Reproduce all the entries exactly.

**** Working data ****

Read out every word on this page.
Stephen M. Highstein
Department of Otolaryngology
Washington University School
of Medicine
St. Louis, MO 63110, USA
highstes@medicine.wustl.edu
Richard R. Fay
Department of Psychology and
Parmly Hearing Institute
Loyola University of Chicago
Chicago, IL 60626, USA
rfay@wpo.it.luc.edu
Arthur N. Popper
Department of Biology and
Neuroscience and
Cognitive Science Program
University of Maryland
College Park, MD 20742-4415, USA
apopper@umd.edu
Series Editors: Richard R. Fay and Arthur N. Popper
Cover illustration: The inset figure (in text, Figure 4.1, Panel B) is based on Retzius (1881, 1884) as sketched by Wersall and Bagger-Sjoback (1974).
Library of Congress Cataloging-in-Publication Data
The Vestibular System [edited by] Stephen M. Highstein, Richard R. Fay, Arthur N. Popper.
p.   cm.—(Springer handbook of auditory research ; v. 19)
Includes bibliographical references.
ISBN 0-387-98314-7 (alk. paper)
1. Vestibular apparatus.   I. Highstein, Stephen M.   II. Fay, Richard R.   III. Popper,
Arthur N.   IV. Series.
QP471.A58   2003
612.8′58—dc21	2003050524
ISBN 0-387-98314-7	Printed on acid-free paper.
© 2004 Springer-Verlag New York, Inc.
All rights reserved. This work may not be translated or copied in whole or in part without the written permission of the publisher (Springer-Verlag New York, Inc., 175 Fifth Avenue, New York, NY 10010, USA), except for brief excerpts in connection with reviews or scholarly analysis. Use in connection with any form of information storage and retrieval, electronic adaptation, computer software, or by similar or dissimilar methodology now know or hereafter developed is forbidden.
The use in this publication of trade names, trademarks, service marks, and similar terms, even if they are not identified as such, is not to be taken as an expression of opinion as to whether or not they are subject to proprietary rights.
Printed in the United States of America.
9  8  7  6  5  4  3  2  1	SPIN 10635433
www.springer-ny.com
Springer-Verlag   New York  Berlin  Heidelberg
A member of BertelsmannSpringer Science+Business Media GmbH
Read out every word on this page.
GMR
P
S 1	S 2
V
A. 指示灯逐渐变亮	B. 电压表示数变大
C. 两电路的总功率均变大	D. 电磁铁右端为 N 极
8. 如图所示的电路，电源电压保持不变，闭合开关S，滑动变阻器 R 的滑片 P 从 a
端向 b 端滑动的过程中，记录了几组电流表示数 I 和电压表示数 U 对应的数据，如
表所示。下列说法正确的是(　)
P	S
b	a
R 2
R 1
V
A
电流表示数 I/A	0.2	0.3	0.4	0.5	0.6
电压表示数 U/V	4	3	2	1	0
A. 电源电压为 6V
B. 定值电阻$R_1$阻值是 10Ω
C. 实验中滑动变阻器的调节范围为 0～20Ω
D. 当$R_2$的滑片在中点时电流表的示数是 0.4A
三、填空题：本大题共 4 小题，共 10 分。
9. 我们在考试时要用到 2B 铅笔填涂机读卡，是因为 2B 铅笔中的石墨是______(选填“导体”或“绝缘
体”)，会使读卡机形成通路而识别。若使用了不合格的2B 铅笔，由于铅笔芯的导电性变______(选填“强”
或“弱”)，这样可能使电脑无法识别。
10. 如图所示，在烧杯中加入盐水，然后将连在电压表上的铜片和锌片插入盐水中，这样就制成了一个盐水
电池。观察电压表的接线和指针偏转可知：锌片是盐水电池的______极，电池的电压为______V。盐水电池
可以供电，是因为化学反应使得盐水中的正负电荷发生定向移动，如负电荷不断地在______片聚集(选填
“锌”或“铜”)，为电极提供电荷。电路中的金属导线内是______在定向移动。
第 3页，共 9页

****

### Solution for this problem
Read out every word on this page.
Stephen M. Highstein
Department of Otolaryngology
Washington University School
of Medicine
St. Louis, MO 63110, USA
highstes@medicine.wustl.edu
Richard R. Fay
Department of Psychology and
Parmly Hearing Institute
Loyola University of Chicago
Chicago, IL 60626, USA
rfay@wpo.it.luc.edu
Arthur N. Popper
Department of Biology and
Neuroscience and
Cognitive Science Program
University of Maryland
College Park, MD 20742-4415, USA
apopper@umd.edu
Series Editors: Richard R. Fay and Arthur N. Popper
Cover illustration: The inset figure (in text, Figure 4.1, Panel B) is based on Retzius (1881, 1884) as sketched by Wersall and Bagger-Sjoback (1974).
Library of Congress Cataloging-in-Publication Data
The Vestibular System [edited by] Stephen M. Highstein, Richard R. Fay, Arthur N. Popper.
p.   cm.—(Springer handbook of auditory research ; v. 19)
Includes bibliographical references.
ISBN 0-387-98314-7 (alk. paper)
1. Vestibular apparatus.   I. Highstein, Stephen M.   II. Fay, Richard R.   III. Popper,
Arthur N.   IV. Series.
QP471.A58   2003
612.8′58—dc21	2003050524
ISBN 0-387-98314-7	Printed on acid-free paper.
© 2004 Springer-Verlag New York, Inc.
All rights reserved. This work may not be translated or copied in whole or in part without the written permission of the publisher (Springer-Verlag New York, Inc., 175 Fifth Avenue, New York, NY 10010, USA), except for brief excerpts in connection with reviews or scholarly analysis. Use in connection with any form of information storage and retrieval, electronic adaptation, computer software, or by similar or dissimilar methodology now know or hereafter developed is forbidden.
The use in this publication of trade names, trademarks, service marks, and similar terms, even if they are not identified as such, is not to be taken as an expression of opinion as to whether or not they are subject to proprietary rights.
Printed in the United States of America.
9  8  7  6  5  4  3  2  1	SPIN 10635433
www.springer-ny.com
Springer-Verlag   New York  Berlin  Heidelberg
A member of BertelsmannSpringer Science+Business Media GmbH
Read out every word on this page.
GMR
P
S 1	S 2
V
A. 指示灯逐渐变亮	B. 电压表示数变大
C. 两电路的总功率均变大	D. 电磁铁右端为 N 极
8. 如图所示的电路，电源电压保持不变，闭合开关S，滑动变阻器 R 的滑片 P 从 a
端向 b 端滑动的过程中，记录了几组电流表示数 I 和电压表示数 U 对应的数据，如
表所示。下列说法正确的是(　)
P	S
b	a
R 2
R 1
V
A
电流表示数 I/A	0.2	0.3	0.4	0.5	0.6
电压表示数 U/V	4	3	2	1	0
A. 电源电压为 6V
B. 定值电阻$R_1$阻值是 10Ω
C. 实验中滑动变阻器的调节范围为 0～20Ω
D. 当$R_2$的滑片在中点时电流表的示数是 0.4A
三、填空题：本大题共 4 小题，共 10 分。
9. 我们在考试时要用到 2B 铅笔填涂机读卡，是因为 2B 铅笔中的石墨是______(选填“导体”或“绝缘
体”)，会使读卡机形成通路而识别。若使用了不合格的2B 铅笔，由于铅笔芯的导电性变______(选填“强”
或“弱”)，这样可能使电脑无法识别。
10. 如图所示，在烧杯中加入盐水，然后将连在电压表上的铜片和锌片插入盐水中，这样就制成了一个盐水
电池。观察电压表的接线和指针偏转可知：锌片是盐水电池的______极，电池的电压为______V。盐水电池
可以供电，是因为化学反应使得盐水中的正负电荷发生定向移动，如负电荷不断地在______片聚集(选填
“锌”或“铜”)，为电极提供电荷。电路中的金属导线内是______在定向移动。
第 3页，共 9页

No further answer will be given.